Stated task:
Copy out each line that includes the word "more".

* start Data extract *

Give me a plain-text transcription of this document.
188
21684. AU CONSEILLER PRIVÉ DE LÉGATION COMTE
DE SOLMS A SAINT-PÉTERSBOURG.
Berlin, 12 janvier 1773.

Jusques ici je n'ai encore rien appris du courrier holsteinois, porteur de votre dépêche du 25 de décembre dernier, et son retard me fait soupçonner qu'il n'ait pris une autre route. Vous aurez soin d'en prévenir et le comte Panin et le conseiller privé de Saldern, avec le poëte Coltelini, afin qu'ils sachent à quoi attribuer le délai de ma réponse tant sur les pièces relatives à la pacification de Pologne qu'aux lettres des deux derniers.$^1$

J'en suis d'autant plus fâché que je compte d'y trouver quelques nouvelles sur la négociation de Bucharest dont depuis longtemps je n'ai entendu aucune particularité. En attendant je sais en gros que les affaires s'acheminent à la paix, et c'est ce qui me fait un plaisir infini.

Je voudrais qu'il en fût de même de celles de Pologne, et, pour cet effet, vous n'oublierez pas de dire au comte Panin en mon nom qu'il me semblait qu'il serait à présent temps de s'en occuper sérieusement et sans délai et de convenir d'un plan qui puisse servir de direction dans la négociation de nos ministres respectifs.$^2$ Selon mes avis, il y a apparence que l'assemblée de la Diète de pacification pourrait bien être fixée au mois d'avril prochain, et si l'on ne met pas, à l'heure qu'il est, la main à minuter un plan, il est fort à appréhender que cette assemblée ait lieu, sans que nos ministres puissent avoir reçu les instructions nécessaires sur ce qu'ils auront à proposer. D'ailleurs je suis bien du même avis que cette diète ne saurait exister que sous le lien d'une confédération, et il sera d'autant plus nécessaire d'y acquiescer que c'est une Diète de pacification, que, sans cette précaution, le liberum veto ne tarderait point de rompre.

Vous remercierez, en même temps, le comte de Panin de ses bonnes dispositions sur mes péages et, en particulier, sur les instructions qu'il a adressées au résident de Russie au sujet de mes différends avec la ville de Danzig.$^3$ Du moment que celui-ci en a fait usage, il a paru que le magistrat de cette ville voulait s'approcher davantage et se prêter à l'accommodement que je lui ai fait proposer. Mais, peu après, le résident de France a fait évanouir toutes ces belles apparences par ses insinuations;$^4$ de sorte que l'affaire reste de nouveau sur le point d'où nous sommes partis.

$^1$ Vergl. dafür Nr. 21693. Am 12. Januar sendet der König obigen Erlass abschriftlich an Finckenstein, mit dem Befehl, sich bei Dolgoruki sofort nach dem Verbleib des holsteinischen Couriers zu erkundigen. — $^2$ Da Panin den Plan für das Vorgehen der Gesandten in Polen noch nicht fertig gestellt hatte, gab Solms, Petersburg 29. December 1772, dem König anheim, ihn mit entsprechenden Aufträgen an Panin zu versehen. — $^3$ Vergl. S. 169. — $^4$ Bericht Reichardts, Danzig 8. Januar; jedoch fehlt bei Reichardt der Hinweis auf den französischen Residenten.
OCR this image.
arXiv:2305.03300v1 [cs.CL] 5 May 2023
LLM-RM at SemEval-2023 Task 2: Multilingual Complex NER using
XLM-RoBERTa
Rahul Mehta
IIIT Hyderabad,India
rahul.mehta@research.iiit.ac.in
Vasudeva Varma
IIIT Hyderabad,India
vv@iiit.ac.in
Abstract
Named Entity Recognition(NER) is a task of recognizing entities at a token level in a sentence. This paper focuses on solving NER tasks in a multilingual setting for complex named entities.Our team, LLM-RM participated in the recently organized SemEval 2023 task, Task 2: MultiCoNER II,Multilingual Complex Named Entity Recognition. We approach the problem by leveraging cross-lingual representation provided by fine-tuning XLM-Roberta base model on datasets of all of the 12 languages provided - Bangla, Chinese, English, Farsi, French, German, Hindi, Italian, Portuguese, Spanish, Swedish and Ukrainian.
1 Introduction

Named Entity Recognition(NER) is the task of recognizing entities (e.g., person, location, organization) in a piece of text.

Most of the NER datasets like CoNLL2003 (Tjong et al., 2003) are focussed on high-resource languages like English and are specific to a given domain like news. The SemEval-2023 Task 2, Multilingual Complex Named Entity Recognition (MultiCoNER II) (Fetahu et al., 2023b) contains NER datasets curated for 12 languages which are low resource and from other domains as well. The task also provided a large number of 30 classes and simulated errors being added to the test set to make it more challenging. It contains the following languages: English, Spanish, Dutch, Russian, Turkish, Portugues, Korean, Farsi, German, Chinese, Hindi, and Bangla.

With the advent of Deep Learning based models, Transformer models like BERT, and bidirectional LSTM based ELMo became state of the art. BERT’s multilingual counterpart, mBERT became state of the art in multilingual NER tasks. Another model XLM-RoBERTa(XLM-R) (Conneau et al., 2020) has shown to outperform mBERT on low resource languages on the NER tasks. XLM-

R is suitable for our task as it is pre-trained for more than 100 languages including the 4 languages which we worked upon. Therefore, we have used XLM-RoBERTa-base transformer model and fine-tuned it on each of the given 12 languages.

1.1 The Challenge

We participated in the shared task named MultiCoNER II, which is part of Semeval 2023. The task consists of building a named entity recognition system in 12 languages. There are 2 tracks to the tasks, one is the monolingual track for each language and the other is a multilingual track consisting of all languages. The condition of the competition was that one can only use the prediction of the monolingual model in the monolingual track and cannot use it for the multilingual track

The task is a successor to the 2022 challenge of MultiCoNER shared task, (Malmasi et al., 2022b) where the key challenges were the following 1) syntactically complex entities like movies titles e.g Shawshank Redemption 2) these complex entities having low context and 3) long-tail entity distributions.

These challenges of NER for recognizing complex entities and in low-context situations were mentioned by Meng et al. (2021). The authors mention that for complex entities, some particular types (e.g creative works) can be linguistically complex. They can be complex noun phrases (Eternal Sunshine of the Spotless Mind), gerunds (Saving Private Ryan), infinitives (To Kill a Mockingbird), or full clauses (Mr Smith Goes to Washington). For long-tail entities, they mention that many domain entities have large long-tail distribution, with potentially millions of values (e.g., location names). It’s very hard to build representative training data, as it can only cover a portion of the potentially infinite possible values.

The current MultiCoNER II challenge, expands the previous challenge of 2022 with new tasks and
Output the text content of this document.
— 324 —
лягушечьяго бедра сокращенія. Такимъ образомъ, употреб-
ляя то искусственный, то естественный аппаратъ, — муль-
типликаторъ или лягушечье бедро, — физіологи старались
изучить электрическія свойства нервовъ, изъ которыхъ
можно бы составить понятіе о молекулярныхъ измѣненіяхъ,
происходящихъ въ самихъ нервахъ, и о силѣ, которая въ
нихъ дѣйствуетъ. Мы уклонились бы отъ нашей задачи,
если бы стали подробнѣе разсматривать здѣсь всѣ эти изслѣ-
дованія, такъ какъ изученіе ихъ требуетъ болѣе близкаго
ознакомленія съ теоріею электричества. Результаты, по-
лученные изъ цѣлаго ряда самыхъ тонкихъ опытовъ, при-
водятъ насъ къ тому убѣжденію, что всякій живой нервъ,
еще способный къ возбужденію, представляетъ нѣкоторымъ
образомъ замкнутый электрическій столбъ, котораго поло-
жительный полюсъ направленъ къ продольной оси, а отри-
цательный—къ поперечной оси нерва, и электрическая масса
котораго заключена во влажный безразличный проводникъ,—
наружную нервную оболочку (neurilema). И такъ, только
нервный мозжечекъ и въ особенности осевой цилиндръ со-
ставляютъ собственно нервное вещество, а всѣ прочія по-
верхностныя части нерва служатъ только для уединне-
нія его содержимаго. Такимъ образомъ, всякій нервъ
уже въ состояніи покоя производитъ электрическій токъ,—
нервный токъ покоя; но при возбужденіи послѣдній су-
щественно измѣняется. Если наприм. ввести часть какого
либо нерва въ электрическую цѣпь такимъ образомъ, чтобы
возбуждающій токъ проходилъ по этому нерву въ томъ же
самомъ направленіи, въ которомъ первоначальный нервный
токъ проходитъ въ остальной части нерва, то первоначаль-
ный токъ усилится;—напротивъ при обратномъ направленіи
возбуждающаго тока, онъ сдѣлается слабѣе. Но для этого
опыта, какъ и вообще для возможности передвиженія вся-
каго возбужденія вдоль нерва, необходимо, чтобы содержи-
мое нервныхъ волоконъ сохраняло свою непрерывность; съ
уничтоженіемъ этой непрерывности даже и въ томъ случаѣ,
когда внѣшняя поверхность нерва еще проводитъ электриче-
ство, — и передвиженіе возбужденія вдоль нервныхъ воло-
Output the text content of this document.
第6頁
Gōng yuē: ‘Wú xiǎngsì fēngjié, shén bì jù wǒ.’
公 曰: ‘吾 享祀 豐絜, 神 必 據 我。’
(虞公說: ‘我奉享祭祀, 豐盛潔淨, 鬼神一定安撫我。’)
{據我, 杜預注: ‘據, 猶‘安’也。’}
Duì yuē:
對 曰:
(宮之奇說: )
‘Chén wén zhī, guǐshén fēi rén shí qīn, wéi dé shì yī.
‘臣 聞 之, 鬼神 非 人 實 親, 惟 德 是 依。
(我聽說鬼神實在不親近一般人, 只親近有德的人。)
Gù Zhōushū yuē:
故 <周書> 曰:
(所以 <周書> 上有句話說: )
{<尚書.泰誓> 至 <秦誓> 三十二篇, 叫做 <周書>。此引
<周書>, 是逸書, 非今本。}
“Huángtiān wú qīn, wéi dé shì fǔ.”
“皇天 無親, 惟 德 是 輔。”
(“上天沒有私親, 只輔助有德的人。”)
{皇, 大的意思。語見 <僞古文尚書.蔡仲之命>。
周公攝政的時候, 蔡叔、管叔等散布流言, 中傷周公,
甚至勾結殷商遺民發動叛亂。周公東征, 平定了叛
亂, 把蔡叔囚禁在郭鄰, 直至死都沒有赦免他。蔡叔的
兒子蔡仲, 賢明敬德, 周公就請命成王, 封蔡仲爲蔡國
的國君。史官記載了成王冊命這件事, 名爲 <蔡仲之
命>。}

* end Data extract *

Output for this exercise:
Most of the NER datasets like CoNLL2003 (Tjong et al., 2003) are focussed on high-resource languages like English and are specific to a given domain like news. The SemEval-2023 Task 2, Multilingual Complex Named Entity Recognition (MultiCoNER II) (Fetahu et al., 2023b) contains NER datasets curated for 12 languages which are low resource and from other domains as well. The task also provided a large number of 30 classes and simulated errors being added to the test set to make it more challenging. It contains the following languages: English, Spanish, Dutch, Russian, Turkish, Portugues, Korean, Farsi, German, Chinese, Hindi, and Bangla.
R is suitable for our task as it is pre-trained for more than 100 languages including the 4 languages which we worked upon. Therefore, we have used XLM-RoBERTa-base transformer model and fine-tuned it on each of the given 12 languages.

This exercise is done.